SUPPLIED INFORMATION
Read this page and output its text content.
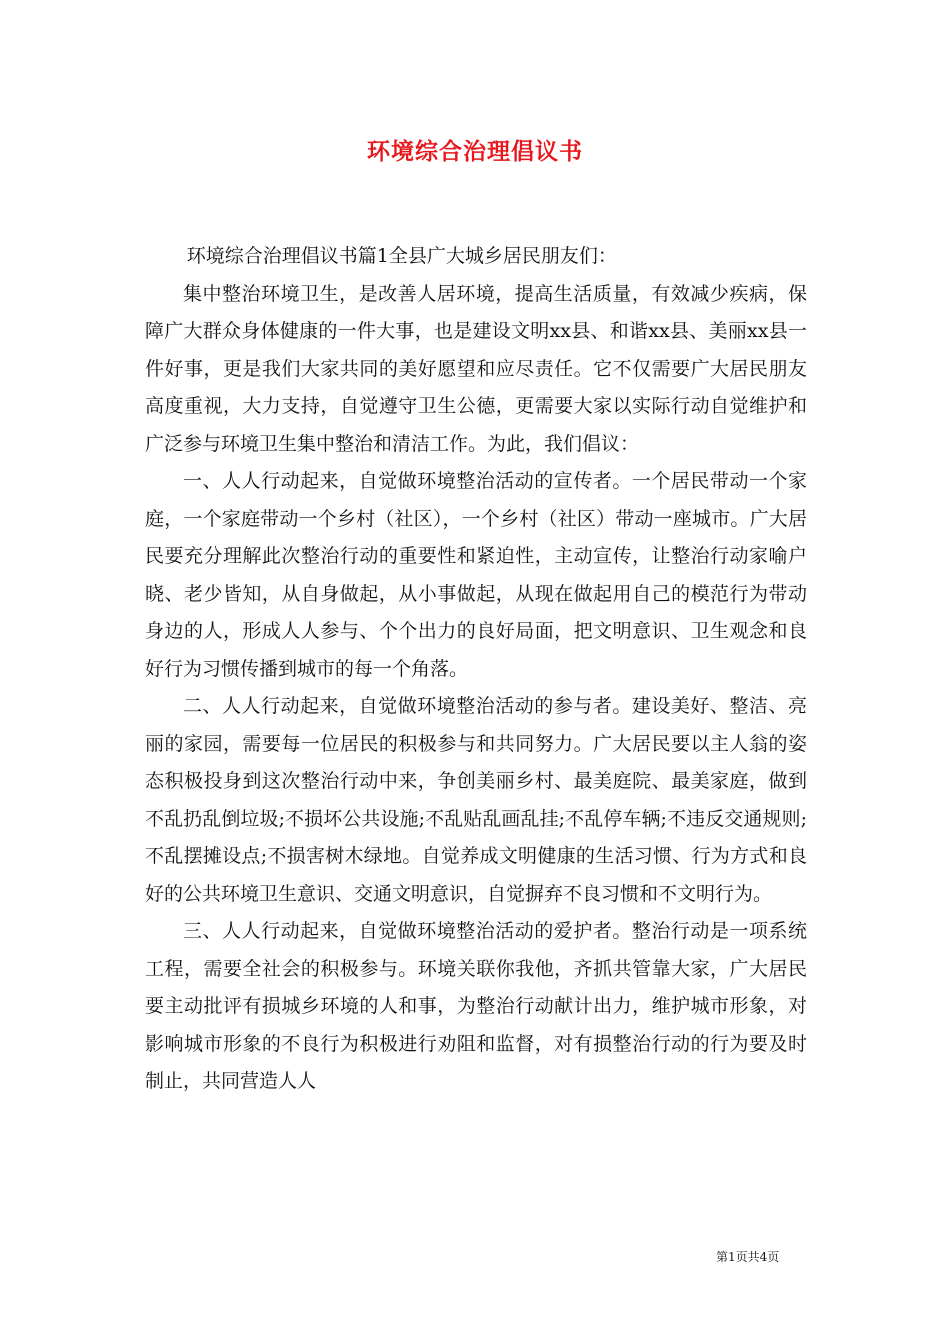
环境综合治理倡议书

环境综合治理倡议书篇1全县广大城乡居民朋友们：

集中整治环境卫生，是改善人居环境，提高生活质量，有效减少疾病，保障广大群众身体健康的一件大事，也是建设文明xx县、和谐xx县、美丽xx县一件好事，更是我们大家共同的美好愿望和应尽责任。它不仅需要广大居民朋友高度重视，大力支持，自觉遵守卫生公德，更需要大家以实际行动自觉维护和广泛参与环境卫生集中整治和清洁工作。为此，我们倡议：

一、人人行动起来，自觉做环境整治活动的宣传者。一个居民带动一个家庭，一个家庭带动一个乡村（社区），一个乡村（社区）带动一座城市。广大居民要充分理解此次整治行动的重要性和紧迫性，主动宣传，让整治行动家喻户晓、老少皆知，从自身做起，从小事做起，从现在做起用自己的模范行为带动身边的人，形成人人参与、个个出力的良好局面，把文明意识、卫生观念和良好行为习惯传播到城市的每一个角落。

二、人人行动起来，自觉做环境整治活动的参与者。建设美好、整洁、亮丽的家园，需要每一位居民的积极参与和共同努力。广大居民要以主人翁的姿态积极投身到这次整治行动中来，争创美丽乡村、最美庭院、最美家庭，做到不乱扔乱倒垃圾;不损坏公共设施;不乱贴乱画乱挂;不乱停车辆;不违反交通规则;不乱摆摊设点;不损害树木绿地。自觉养成文明健康的生活习惯、行为方式和良好的公共环境卫生意识、交通文明意识，自觉摒弃不良习惯和不文明行为。

三、人人行动起来，自觉做环境整治活动的爱护者。整治行动是一项系统工程，需要全社会的积极参与。环境关联你我他，齐抓共管靠大家，广大居民要主动批评有损城乡环境的人和事，为整治行动献计出力，维护城市形象，对影响城市形象的不良行为积极进行劝阻和监督，对有损整治行动的行为要及时制止，共同营造人人

第1页共4页
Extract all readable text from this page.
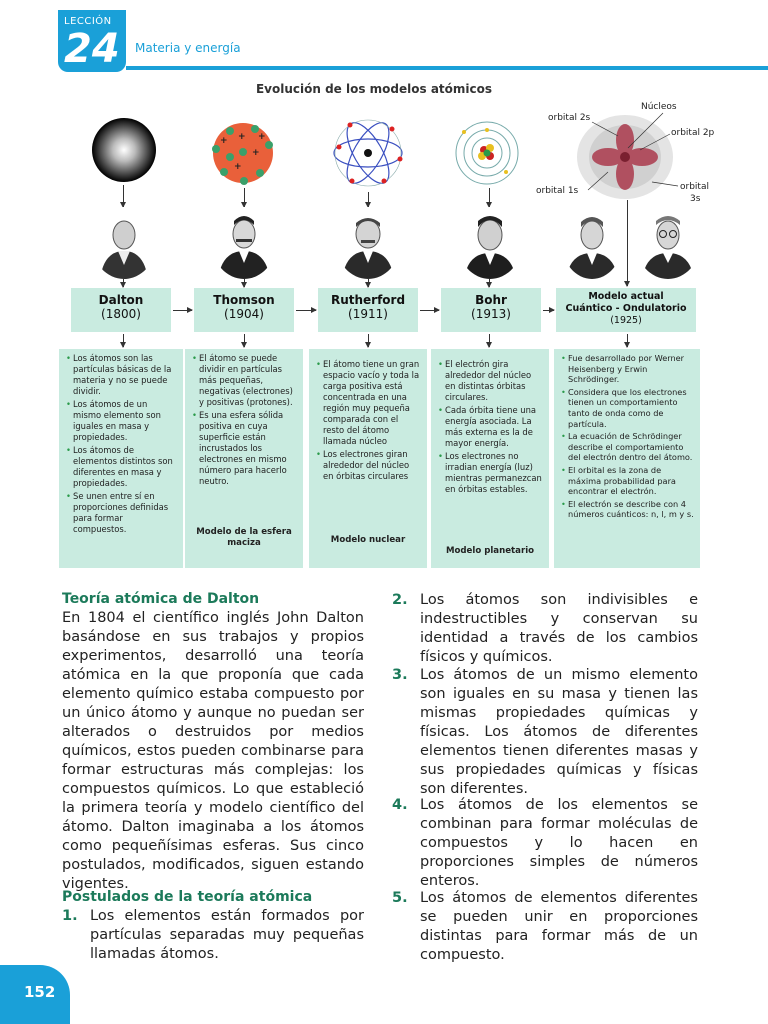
LECCIÓN
24 Materia y energía
Evolución de los modelos atómicos
+
+
+
+	+
Núcleos
orbital 2s
orbital 2p
orbital 1s	orbital
3s
Dalton
(1800)
Thomson
(1904)
Rutherford
(1911)
Bohr
(1913)
Modelo actual
Cuántico - Ondulatorio
(1925)
• Los átomos son las partículas básicas de la materia y no se puede dividir.
• Los átomos de un mismo elemento son iguales en masa y propiedades.
• Los átomos de elementos distintos son diferentes en masa y propiedades.
• Se unen entre sí en proporciones definidas para formar compuestos.
• El átomo se puede dividir en partículas más pequeñas, negativas (electrones) y positivas (protones).
• Es una esfera sólida positiva en cuya superficie están incrustados los electrones en mismo número para hacerlo neutro.
Modelo de la esfera maciza
• El átomo tiene un gran espacio vacío y toda la carga positiva está concentrada en una región muy pequeña comparada con el resto del átomo llamada núcleo
• Los electrones giran alrededor del núcleo en órbitas circulares
Modelo nuclear
• El electrón gira alrededor del núcleo en distintas órbitas circulares.
• Cada órbita tiene una energía asociada. La más externa es la de mayor energía.
• Los electrones no irradian energía (luz) mientras permanezcan en órbitas estables.
Modelo planetario
• Fue desarrollado por Werner Heisenberg y Erwin Schrödinger.
• Considera que los electrones tienen un comportamiento tanto de onda como de partícula.
• La ecuación de Schrödinger describe el comportamiento del electrón dentro del átomo.
• El orbital es la zona de máxima probabilidad para encontrar el electrón.
• El electrón se describe con 4 números cuánticos: n, l, m y s.
Teoría atómica de Dalton
En 1804 el científico inglés John Dalton basándose en sus trabajos y propios experimentos, desarrolló una teoría atómica en la que proponía que cada elemento químico estaba compuesto por un único átomo y aunque no puedan ser alterados o destruidos por medios químicos, estos pueden combinarse para formar estructuras más complejas: los compuestos químicos. Lo que estableció la primera teoría y modelo científico del átomo. Dalton imaginaba a los átomos como pequeñísimas esferas. Sus cinco postulados, modificados, siguen estando vigentes.
Postulados de la teoría atómica
1. Los elementos están formados por partículas separadas muy pequeñas llamadas átomos.
2. Los átomos son indivisibles e indestructibles y conservan su identidad a través de los cambios físicos y químicos.
3. Los átomos de un mismo elemento son iguales en su masa y tienen las mismas propiedades químicas y físicas. Los átomos de diferentes elementos tienen diferentes masas y sus propiedades químicas y físicas son diferentes.
4. Los átomos de los elementos se combinan para formar moléculas de compuestos y lo hacen en proporciones simples de números enteros.
5. Los átomos de elementos diferentes se pueden unir en proporciones distintas para formar más de un compuesto.
152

THE TASK
Scan the material above and determine how many lines include the word "人人行动起来"; report only the number.

RESULT BELOW
3